***** Input for this task *****
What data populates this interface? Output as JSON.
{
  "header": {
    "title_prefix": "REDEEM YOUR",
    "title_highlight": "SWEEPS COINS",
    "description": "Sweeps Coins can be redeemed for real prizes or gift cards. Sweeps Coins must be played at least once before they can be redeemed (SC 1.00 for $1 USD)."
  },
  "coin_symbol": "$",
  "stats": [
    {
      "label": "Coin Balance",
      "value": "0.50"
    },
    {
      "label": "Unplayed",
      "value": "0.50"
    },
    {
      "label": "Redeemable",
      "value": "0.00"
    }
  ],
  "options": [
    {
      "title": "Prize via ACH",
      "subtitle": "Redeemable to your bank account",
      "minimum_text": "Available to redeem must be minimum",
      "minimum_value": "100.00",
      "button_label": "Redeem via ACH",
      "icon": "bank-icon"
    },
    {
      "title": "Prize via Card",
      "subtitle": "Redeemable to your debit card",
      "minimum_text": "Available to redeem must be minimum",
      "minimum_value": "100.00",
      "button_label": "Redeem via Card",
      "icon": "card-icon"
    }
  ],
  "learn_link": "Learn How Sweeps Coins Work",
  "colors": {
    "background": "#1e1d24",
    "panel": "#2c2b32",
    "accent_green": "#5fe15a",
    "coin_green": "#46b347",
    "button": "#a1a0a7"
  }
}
*****
_Goal_:
Output the lines above verbatim and in full.

_Task output_:
What data populates this interface? Output as JSON.
{
  "header": {
    "title_prefix": "REDEEM YOUR",
    "title_highlight": "SWEEPS COINS",
    "description": "Sweeps Coins can be redeemed for real prizes or gift cards. Sweeps Coins must be played at least once before they can be redeemed (SC 1.00 for $1 USD)."
  },
  "coin_symbol": "$",
  "stats": [
    {
      "label": "Coin Balance",
      "value": "0.50"
    },
    {
      "label": "Unplayed",
      "value": "0.50"
    },
    {
      "label": "Redeemable",
      "value": "0.00"
    }
  ],
  "options": [
    {
      "title": "Prize via ACH",
      "subtitle": "Redeemable to your bank account",
      "minimum_text": "Available to redeem must be minimum",
      "minimum_value": "100.00",
      "button_label": "Redeem via ACH",
      "icon": "bank-icon"
    },
    {
      "title": "Prize via Card",
      "subtitle": "Redeemable to your debit card",
      "minimum_text": "Available to redeem must be minimum",
      "minimum_value": "100.00",
      "button_label": "Redeem via Card",
      "icon": "card-icon"
    }
  ],
  "learn_link": "Learn How Sweeps Coins Work",
  "colors": {
    "background": "#1e1d24",
    "panel": "#2c2b32",
    "accent_green": "#5fe15a",
    "coin_green": "#46b347",
    "button": "#a1a0a7"
  }
}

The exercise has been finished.